[start]

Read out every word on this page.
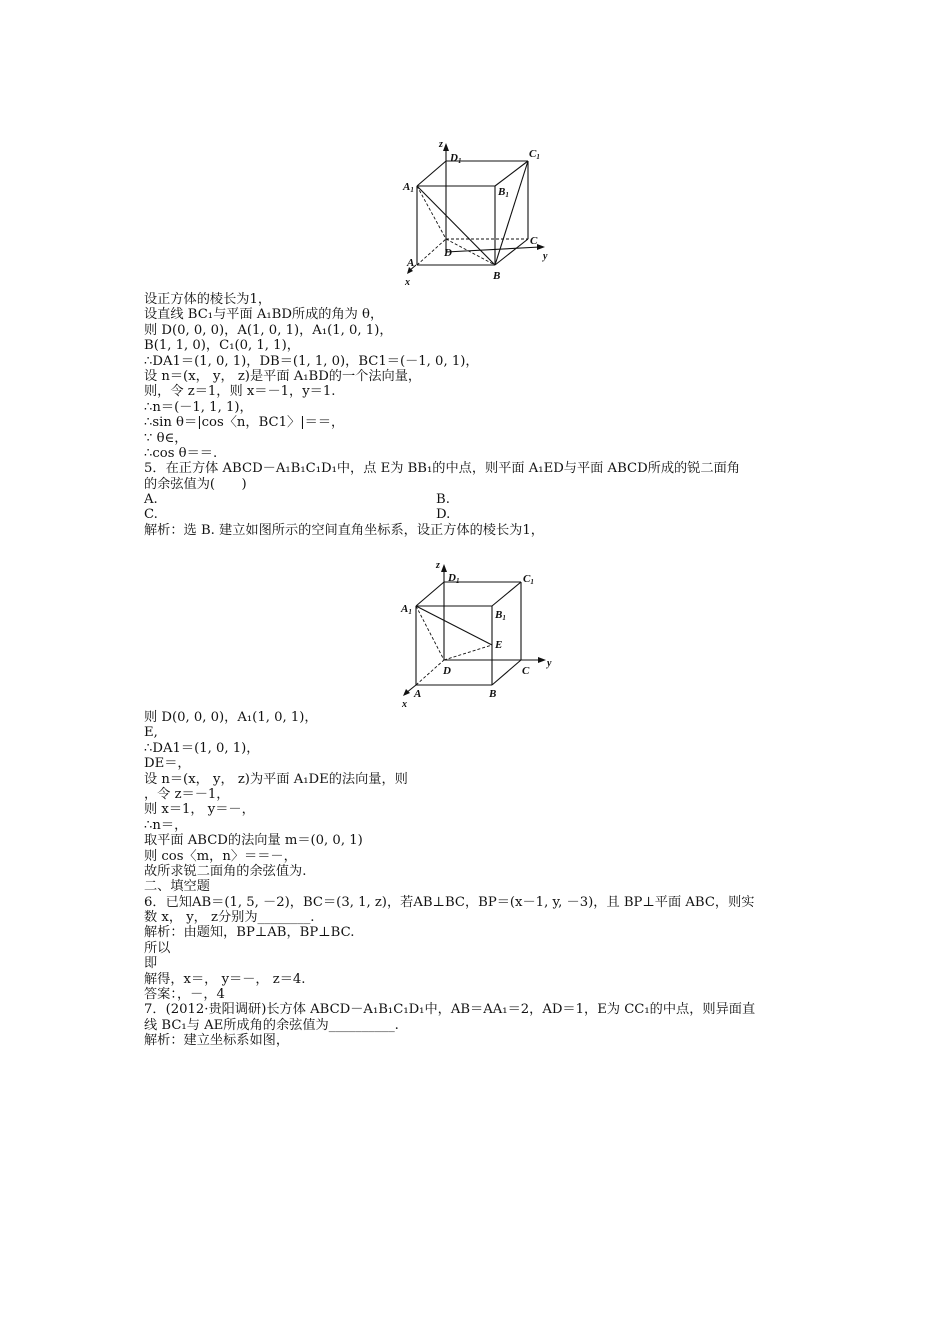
z
D1
C1
A1	B1
D
C
y
A
B
x
设正方体的棱长为1，
设直线 BC₁与平面 A₁BD所成的角为 θ，
则 D(0, 0, 0)，A(1, 0, 1)，A₁(1, 0, 1)，
B(1, 1, 0)，C₁(0, 1, 1)，
∴DA1＝(1, 0, 1)，DB＝(1, 1, 0)，BC1＝(－1, 0, 1)，
设 n＝(x， y， z)是平面 A₁BD的一个法向量，
则，令 z＝1，则 x＝－1，y＝1.
∴n＝(－1, 1, 1)，
∴sin θ＝|cos〈n，BC1〉|＝＝，
∵ θ∈，
∴cos θ＝＝.
5．在正方体 ABCD－A₁B₁C₁D₁中，点 E为 BB₁的中点，则平面 A₁ED与平面 ABCD所成的锐二面角
的余弦值为(　　)
A.	B.
C.	D.
解析：选 B. 建立如图所示的空间直角坐标系，设正方体的棱长为1，
z
D1	C1
A1	B1
E
D	C
y
A	B
x
则 D(0, 0, 0)，A₁(1, 0, 1)，
E,
∴DA1＝(1, 0, 1)，
DE＝，
设 n＝(x， y， z)为平面 A₁DE的法向量，则
，令 z＝－1，
则 x＝1， y＝－，
∴n＝，
取平面 ABCD的法向量 m＝(0, 0, 1)
则 cos〈m，n〉＝＝－，
故所求锐二面角的余弦值为.
二、填空题
6．已知AB＝(1, 5, －2)，BC＝(3, 1, z)，若AB⊥BC，BP＝(x－1, y, －3)，且 BP⊥平面 ABC，则实
数 x， y， z分别为________.
解析：由题知，BP⊥AB，BP⊥BC.
所以
即
解得，x＝， y＝－， z＝4.
答案：，－，4
7．(2012·贵阳调研)长方体 ABCD－A₁B₁C₁D₁中，AB＝AA₁＝2，AD＝1，E为 CC₁的中点，则异面直
线 BC₁与 AE所成角的余弦值为__________.
解析：建立坐标系如图，
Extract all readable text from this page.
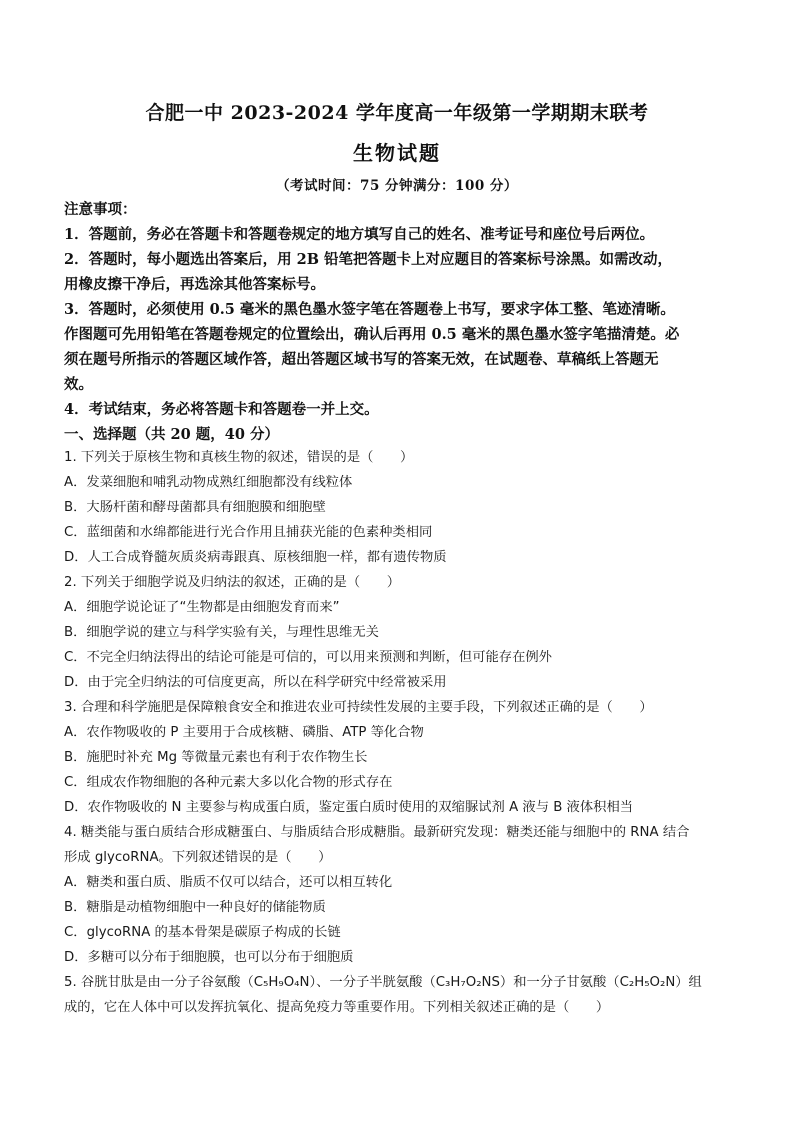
合肥一中 2023-2024 学年度高一年级第一学期期末联考
生物试题
（考试时间：75 分钟满分：100 分）
注意事项：
1．答题前，务必在答题卡和答题卷规定的地方填写自己的姓名、准考证号和座位号后两位。
2．答题时，每小题选出答案后，用 2B 铅笔把答题卡上对应题目的答案标号涂黑。如需改动，
用橡皮擦干净后，再选涂其他答案标号。
3．答题时，必须使用 0.5 毫米的黑色墨水签字笔在答题卷上书写，要求字体工整、笔迹清晰。
作图题可先用铅笔在答题卷规定的位置绘出，确认后再用 0.5 毫米的黑色墨水签字笔描清楚。必
须在题号所指示的答题区域作答，超出答题区域书写的答案无效，在试题卷、草稿纸上答题无
效。
4．考试结束，务必将答题卡和答题卷一并上交。
一、选择题（共 20 题，40 分）
1. 下列关于原核生物和真核生物的叙述，错误的是（　　）
A．发菜细胞和哺乳动物成熟红细胞都没有线粒体
B．大肠杆菌和酵母菌都具有细胞膜和细胞壁
C．蓝细菌和水绵都能进行光合作用且捕获光能的色素种类相同
D．人工合成脊髓灰质炎病毒跟真、原核细胞一样，都有遗传物质
2. 下列关于细胞学说及归纳法的叙述，正确的是（　　）
A．细胞学说论证了“生物都是由细胞发育而来”
B．细胞学说的建立与科学实验有关，与理性思维无关
C．不完全归纳法得出的结论可能是可信的，可以用来预测和判断，但可能存在例外
D．由于完全归纳法的可信度更高，所以在科学研究中经常被采用
3. 合理和科学施肥是保障粮食安全和推进农业可持续性发展的主要手段，下列叙述正确的是（　　）
A．农作物吸收的 P 主要用于合成核糖、磷脂、ATP 等化合物
B．施肥时补充 Mg 等微量元素也有利于农作物生长
C．组成农作物细胞的各种元素大多以化合物的形式存在
D．农作物吸收的 N 主要参与构成蛋白质，鉴定蛋白质时使用的双缩脲试剂 A 液与 B 液体积相当
4. 糖类能与蛋白质结合形成糖蛋白、与脂质结合形成糖脂。最新研究发现：糖类还能与细胞中的 RNA 结合
形成 glycoRNA。下列叙述错误的是（　　）
A．糖类和蛋白质、脂质不仅可以结合，还可以相互转化
B．糖脂是动植物细胞中一种良好的储能物质
C．glycoRNA 的基本骨架是碳原子构成的长链
D．多糖可以分布于细胞膜，也可以分布于细胞质
5. 谷胱甘肽是由一分子谷氨酸（C₅H₉O₄N）、一分子半胱氨酸（C₃H₇O₂NS）和一分子甘氨酸（C₂H₅O₂N）组
成的，它在人体中可以发挥抗氧化、提高免疫力等重要作用。下列相关叙述正确的是（　　）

[end]

- [GOAL]:
Using the material above, set down every line exactly, but skip the pictures.

- [RESULT OF THIS EXERCISE]:
Read out every word on this page.
z
D1
C1
A1	B1
D
C
y
A
B
x
设正方体的棱长为1，
设直线 BC₁与平面 A₁BD所成的角为 θ，
则 D(0, 0, 0)，A(1, 0, 1)，A₁(1, 0, 1)，
B(1, 1, 0)，C₁(0, 1, 1)，
∴DA1＝(1, 0, 1)，DB＝(1, 1, 0)，BC1＝(－1, 0, 1)，
设 n＝(x， y， z)是平面 A₁BD的一个法向量，
则，令 z＝1，则 x＝－1，y＝1.
∴n＝(－1, 1, 1)，
∴sin θ＝|cos〈n，BC1〉|＝＝，
∵ θ∈，
∴cos θ＝＝.
5．在正方体 ABCD－A₁B₁C₁D₁中，点 E为 BB₁的中点，则平面 A₁ED与平面 ABCD所成的锐二面角
的余弦值为(　　)
A.	B.
C.	D.
解析：选 B. 建立如图所示的空间直角坐标系，设正方体的棱长为1，
z
D1	C1
A1	B1
E
D	C
y
A	B
x
则 D(0, 0, 0)，A₁(1, 0, 1)，
E,
∴DA1＝(1, 0, 1)，
DE＝，
设 n＝(x， y， z)为平面 A₁DE的法向量，则
，令 z＝－1，
则 x＝1， y＝－，
∴n＝，
取平面 ABCD的法向量 m＝(0, 0, 1)
则 cos〈m，n〉＝＝－，
故所求锐二面角的余弦值为.
二、填空题
6．已知AB＝(1, 5, －2)，BC＝(3, 1, z)，若AB⊥BC，BP＝(x－1, y, －3)，且 BP⊥平面 ABC，则实
数 x， y， z分别为________.
解析：由题知，BP⊥AB，BP⊥BC.
所以
即
解得，x＝， y＝－， z＝4.
答案：，－，4
7．(2012·贵阳调研)长方体 ABCD－A₁B₁C₁D₁中，AB＝AA₁＝2，AD＝1，E为 CC₁的中点，则异面直
线 BC₁与 AE所成角的余弦值为__________.
解析：建立坐标系如图，
Extract all readable text from this page.
合肥一中 2023-2024 学年度高一年级第一学期期末联考
生物试题
（考试时间：75 分钟满分：100 分）
注意事项：
1．答题前，务必在答题卡和答题卷规定的地方填写自己的姓名、准考证号和座位号后两位。
2．答题时，每小题选出答案后，用 2B 铅笔把答题卡上对应题目的答案标号涂黑。如需改动，
用橡皮擦干净后，再选涂其他答案标号。
3．答题时，必须使用 0.5 毫米的黑色墨水签字笔在答题卷上书写，要求字体工整、笔迹清晰。
作图题可先用铅笔在答题卷规定的位置绘出，确认后再用 0.5 毫米的黑色墨水签字笔描清楚。必
须在题号所指示的答题区域作答，超出答题区域书写的答案无效，在试题卷、草稿纸上答题无
效。
4．考试结束，务必将答题卡和答题卷一并上交。
一、选择题（共 20 题，40 分）
1. 下列关于原核生物和真核生物的叙述，错误的是（　　）
A．发菜细胞和哺乳动物成熟红细胞都没有线粒体
B．大肠杆菌和酵母菌都具有细胞膜和细胞壁
C．蓝细菌和水绵都能进行光合作用且捕获光能的色素种类相同
D．人工合成脊髓灰质炎病毒跟真、原核细胞一样，都有遗传物质
2. 下列关于细胞学说及归纳法的叙述，正确的是（　　）
A．细胞学说论证了“生物都是由细胞发育而来”
B．细胞学说的建立与科学实验有关，与理性思维无关
C．不完全归纳法得出的结论可能是可信的，可以用来预测和判断，但可能存在例外
D．由于完全归纳法的可信度更高，所以在科学研究中经常被采用
3. 合理和科学施肥是保障粮食安全和推进农业可持续性发展的主要手段，下列叙述正确的是（　　）
A．农作物吸收的 P 主要用于合成核糖、磷脂、ATP 等化合物
B．施肥时补充 Mg 等微量元素也有利于农作物生长
C．组成农作物细胞的各种元素大多以化合物的形式存在
D．农作物吸收的 N 主要参与构成蛋白质，鉴定蛋白质时使用的双缩脲试剂 A 液与 B 液体积相当
4. 糖类能与蛋白质结合形成糖蛋白、与脂质结合形成糖脂。最新研究发现：糖类还能与细胞中的 RNA 结合
形成 glycoRNA。下列叙述错误的是（　　）
A．糖类和蛋白质、脂质不仅可以结合，还可以相互转化
B．糖脂是动植物细胞中一种良好的储能物质
C．glycoRNA 的基本骨架是碳原子构成的长链
D．多糖可以分布于细胞膜，也可以分布于细胞质
5. 谷胱甘肽是由一分子谷氨酸（C₅H₉O₄N）、一分子半胱氨酸（C₃H₇O₂NS）和一分子甘氨酸（C₂H₅O₂N）组
成的，它在人体中可以发挥抗氧化、提高免疫力等重要作用。下列相关叙述正确的是（　　）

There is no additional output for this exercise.